Reproduce the records below exactly as they appear.

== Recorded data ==
******
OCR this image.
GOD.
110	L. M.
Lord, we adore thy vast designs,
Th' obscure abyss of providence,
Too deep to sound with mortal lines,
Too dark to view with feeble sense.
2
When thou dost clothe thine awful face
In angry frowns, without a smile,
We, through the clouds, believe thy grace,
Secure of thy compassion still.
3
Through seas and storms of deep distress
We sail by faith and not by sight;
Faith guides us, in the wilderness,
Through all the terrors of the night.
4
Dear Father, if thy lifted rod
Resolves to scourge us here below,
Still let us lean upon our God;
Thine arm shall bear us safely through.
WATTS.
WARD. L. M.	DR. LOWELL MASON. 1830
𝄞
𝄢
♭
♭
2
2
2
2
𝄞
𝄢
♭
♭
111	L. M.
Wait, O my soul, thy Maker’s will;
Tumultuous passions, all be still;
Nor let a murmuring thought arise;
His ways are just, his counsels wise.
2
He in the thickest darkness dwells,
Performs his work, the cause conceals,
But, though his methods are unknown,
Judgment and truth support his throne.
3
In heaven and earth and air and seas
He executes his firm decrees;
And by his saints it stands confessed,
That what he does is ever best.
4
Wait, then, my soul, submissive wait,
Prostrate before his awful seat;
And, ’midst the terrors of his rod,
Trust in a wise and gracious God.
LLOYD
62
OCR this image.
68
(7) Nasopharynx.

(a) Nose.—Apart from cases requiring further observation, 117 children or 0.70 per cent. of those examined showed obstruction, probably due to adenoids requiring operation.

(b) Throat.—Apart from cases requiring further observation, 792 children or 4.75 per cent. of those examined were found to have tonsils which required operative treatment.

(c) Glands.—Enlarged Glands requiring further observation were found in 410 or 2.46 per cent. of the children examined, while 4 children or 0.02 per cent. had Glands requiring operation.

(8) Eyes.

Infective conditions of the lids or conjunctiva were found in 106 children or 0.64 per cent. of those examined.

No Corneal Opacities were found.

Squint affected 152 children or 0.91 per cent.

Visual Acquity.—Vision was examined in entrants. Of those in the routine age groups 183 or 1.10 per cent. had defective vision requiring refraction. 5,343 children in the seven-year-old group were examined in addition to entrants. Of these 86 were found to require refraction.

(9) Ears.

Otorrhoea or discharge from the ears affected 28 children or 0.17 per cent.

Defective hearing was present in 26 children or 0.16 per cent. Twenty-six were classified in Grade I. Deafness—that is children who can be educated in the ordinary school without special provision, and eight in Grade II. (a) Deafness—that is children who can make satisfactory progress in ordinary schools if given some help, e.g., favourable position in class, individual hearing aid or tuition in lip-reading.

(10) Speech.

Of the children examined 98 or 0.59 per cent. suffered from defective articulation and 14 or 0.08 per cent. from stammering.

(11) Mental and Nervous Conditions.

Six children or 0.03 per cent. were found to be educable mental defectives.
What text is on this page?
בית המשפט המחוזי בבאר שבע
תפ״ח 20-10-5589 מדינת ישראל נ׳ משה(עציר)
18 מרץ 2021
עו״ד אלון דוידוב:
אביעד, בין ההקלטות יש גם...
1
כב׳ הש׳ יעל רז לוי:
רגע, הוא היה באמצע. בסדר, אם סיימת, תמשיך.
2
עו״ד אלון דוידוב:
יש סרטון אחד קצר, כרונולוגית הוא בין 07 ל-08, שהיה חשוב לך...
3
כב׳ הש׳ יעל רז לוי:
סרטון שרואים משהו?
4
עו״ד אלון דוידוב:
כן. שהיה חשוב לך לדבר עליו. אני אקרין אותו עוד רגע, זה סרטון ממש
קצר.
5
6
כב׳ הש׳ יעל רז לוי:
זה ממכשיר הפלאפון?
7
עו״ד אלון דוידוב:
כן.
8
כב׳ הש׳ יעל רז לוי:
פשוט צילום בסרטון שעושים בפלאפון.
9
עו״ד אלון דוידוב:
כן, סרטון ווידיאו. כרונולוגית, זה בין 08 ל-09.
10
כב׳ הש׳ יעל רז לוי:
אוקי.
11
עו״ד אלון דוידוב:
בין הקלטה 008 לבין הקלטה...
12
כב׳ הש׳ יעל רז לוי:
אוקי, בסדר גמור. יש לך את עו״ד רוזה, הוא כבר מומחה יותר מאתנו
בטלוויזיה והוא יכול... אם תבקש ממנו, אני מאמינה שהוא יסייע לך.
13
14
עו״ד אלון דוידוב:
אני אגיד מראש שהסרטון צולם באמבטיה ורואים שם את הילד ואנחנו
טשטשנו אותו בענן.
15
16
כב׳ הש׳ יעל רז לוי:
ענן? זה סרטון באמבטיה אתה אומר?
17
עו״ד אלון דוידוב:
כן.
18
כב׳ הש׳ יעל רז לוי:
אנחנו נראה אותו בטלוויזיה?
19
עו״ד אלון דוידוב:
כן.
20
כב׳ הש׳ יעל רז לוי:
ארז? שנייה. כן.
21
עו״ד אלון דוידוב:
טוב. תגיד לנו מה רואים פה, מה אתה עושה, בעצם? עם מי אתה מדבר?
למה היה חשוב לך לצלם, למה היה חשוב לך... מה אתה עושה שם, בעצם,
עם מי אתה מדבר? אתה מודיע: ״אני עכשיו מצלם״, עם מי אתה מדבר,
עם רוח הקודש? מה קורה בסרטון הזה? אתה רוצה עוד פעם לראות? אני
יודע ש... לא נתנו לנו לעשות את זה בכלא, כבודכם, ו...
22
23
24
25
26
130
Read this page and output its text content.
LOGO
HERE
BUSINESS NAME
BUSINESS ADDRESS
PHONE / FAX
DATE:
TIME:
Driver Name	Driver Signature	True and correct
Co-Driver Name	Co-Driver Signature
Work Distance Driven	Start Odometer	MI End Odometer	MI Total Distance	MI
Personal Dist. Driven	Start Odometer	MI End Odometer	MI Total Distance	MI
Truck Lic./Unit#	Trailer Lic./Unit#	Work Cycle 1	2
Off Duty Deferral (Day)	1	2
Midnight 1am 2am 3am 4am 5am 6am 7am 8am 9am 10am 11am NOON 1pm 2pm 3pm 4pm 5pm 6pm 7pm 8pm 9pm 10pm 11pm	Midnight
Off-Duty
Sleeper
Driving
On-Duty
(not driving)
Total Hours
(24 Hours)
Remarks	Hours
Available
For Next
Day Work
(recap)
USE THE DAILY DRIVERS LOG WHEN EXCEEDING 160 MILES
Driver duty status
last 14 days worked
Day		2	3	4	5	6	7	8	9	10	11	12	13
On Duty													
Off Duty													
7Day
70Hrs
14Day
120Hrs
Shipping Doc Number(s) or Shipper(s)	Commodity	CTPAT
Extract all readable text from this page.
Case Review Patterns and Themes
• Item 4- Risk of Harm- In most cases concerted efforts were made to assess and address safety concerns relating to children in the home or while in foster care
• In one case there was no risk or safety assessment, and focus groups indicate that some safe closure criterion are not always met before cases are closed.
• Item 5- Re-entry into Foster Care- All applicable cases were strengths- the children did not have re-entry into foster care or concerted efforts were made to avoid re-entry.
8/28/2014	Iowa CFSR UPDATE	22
******
== The solution ==
OCR this image.
GOD.
110	L. M.
Lord, we adore thy vast designs,
Th' obscure abyss of providence,
Too deep to sound with mortal lines,
Too dark to view with feeble sense.
2
When thou dost clothe thine awful face
In angry frowns, without a smile,
We, through the clouds, believe thy grace,
Secure of thy compassion still.
3
Through seas and storms of deep distress
We sail by faith and not by sight;
Faith guides us, in the wilderness,
Through all the terrors of the night.
4
Dear Father, if thy lifted rod
Resolves to scourge us here below,
Still let us lean upon our God;
Thine arm shall bear us safely through.
WATTS.
WARD. L. M.	DR. LOWELL MASON. 1830
𝄞
𝄢
♭
♭
2
2
2
2
𝄞
𝄢
♭
♭
111	L. M.
Wait, O my soul, thy Maker’s will;
Tumultuous passions, all be still;
Nor let a murmuring thought arise;
His ways are just, his counsels wise.
2
He in the thickest darkness dwells,
Performs his work, the cause conceals,
But, though his methods are unknown,
Judgment and truth support his throne.
3
In heaven and earth and air and seas
He executes his firm decrees;
And by his saints it stands confessed,
That what he does is ever best.
4
Wait, then, my soul, submissive wait,
Prostrate before his awful seat;
And, ’midst the terrors of his rod,
Trust in a wise and gracious God.
LLOYD
62
OCR this image.
68
(7) Nasopharynx.

(a) Nose.—Apart from cases requiring further observation, 117 children or 0.70 per cent. of those examined showed obstruction, probably due to adenoids requiring operation.

(b) Throat.—Apart from cases requiring further observation, 792 children or 4.75 per cent. of those examined were found to have tonsils which required operative treatment.

(c) Glands.—Enlarged Glands requiring further observation were found in 410 or 2.46 per cent. of the children examined, while 4 children or 0.02 per cent. had Glands requiring operation.

(8) Eyes.

Infective conditions of the lids or conjunctiva were found in 106 children or 0.64 per cent. of those examined.

No Corneal Opacities were found.

Squint affected 152 children or 0.91 per cent.

Visual Acquity.—Vision was examined in entrants. Of those in the routine age groups 183 or 1.10 per cent. had defective vision requiring refraction. 5,343 children in the seven-year-old group were examined in addition to entrants. Of these 86 were found to require refraction.

(9) Ears.

Otorrhoea or discharge from the ears affected 28 children or 0.17 per cent.

Defective hearing was present in 26 children or 0.16 per cent. Twenty-six were classified in Grade I. Deafness—that is children who can be educated in the ordinary school without special provision, and eight in Grade II. (a) Deafness—that is children who can make satisfactory progress in ordinary schools if given some help, e.g., favourable position in class, individual hearing aid or tuition in lip-reading.

(10) Speech.

Of the children examined 98 or 0.59 per cent. suffered from defective articulation and 14 or 0.08 per cent. from stammering.

(11) Mental and Nervous Conditions.

Six children or 0.03 per cent. were found to be educable mental defectives.
What text is on this page?
בית המשפט המחוזי בבאר שבע
תפ״ח 20-10-5589 מדינת ישראל נ׳ משה(עציר)
18 מרץ 2021
עו״ד אלון דוידוב:
אביעד, בין ההקלטות יש גם...
1
כב׳ הש׳ יעל רז לוי:
רגע, הוא היה באמצע. בסדר, אם סיימת, תמשיך.
2
עו״ד אלון דוידוב:
יש סרטון אחד קצר, כרונולוגית הוא בין 07 ל-08, שהיה חשוב לך...
3
כב׳ הש׳ יעל רז לוי:
סרטון שרואים משהו?
4
עו״ד אלון דוידוב:
כן. שהיה חשוב לך לדבר עליו. אני אקרין אותו עוד רגע, זה סרטון ממש
קצר.
5
6
כב׳ הש׳ יעל רז לוי:
זה ממכשיר הפלאפון?
7
עו״ד אלון דוידוב:
כן.
8
כב׳ הש׳ יעל רז לוי:
פשוט צילום בסרטון שעושים בפלאפון.
9
עו״ד אלון דוידוב:
כן, סרטון ווידיאו. כרונולוגית, זה בין 08 ל-09.
10
כב׳ הש׳ יעל רז לוי:
אוקי.
11
עו״ד אלון דוידוב:
בין הקלטה 008 לבין הקלטה...
12
כב׳ הש׳ יעל רז לוי:
אוקי, בסדר גמור. יש לך את עו״ד רוזה, הוא כבר מומחה יותר מאתנו
בטלוויזיה והוא יכול... אם תבקש ממנו, אני מאמינה שהוא יסייע לך.
13
14
עו״ד אלון דוידוב:
אני אגיד מראש שהסרטון צולם באמבטיה ורואים שם את הילד ואנחנו
טשטשנו אותו בענן.
15
16
כב׳ הש׳ יעל רז לוי:
ענן? זה סרטון באמבטיה אתה אומר?
17
עו״ד אלון דוידוב:
כן.
18
כב׳ הש׳ יעל רז לוי:
אנחנו נראה אותו בטלוויזיה?
19
עו״ד אלון דוידוב:
כן.
20
כב׳ הש׳ יעל רז לוי:
ארז? שנייה. כן.
21
עו״ד אלון דוידוב:
טוב. תגיד לנו מה רואים פה, מה אתה עושה, בעצם? עם מי אתה מדבר?
למה היה חשוב לך לצלם, למה היה חשוב לך... מה אתה עושה שם, בעצם,
עם מי אתה מדבר? אתה מודיע: ״אני עכשיו מצלם״, עם מי אתה מדבר,
עם רוח הקודש? מה קורה בסרטון הזה? אתה רוצה עוד פעם לראות? אני
יודע ש... לא נתנו לנו לעשות את זה בכלא, כבודכם, ו...
22
23
24
25
26
130
Read this page and output its text content.
LOGO
HERE
BUSINESS NAME
BUSINESS ADDRESS
PHONE / FAX
DATE:
TIME:
Driver Name	Driver Signature	True and correct
Co-Driver Name	Co-Driver Signature
Work Distance Driven	Start Odometer	MI End Odometer	MI Total Distance	MI
Personal Dist. Driven	Start Odometer	MI End Odometer	MI Total Distance	MI
Truck Lic./Unit#	Trailer Lic./Unit#	Work Cycle 1	2
Off Duty Deferral (Day)	1	2
Midnight 1am 2am 3am 4am 5am 6am 7am 8am 9am 10am 11am NOON 1pm 2pm 3pm 4pm 5pm 6pm 7pm 8pm 9pm 10pm 11pm	Midnight
Off-Duty
Sleeper
Driving
On-Duty
(not driving)
Total Hours
(24 Hours)
Remarks	Hours
Available
For Next
Day Work
(recap)
USE THE DAILY DRIVERS LOG WHEN EXCEEDING 160 MILES
Driver duty status
last 14 days worked
Day		2	3	4	5	6	7	8	9	10	11	12	13
On Duty													
Off Duty													
7Day
70Hrs
14Day
120Hrs
Shipping Doc Number(s) or Shipper(s)	Commodity	CTPAT
Extract all readable text from this page.
Case Review Patterns and Themes
• Item 4- Risk of Harm- In most cases concerted efforts were made to assess and address safety concerns relating to children in the home or while in foster care
• In one case there was no risk or safety assessment, and focus groups indicate that some safe closure criterion are not always met before cases are closed.
• Item 5- Re-entry into Foster Care- All applicable cases were strengths- the children did not have re-entry into foster care or concerted efforts were made to avoid re-entry.
8/28/2014	Iowa CFSR UPDATE	22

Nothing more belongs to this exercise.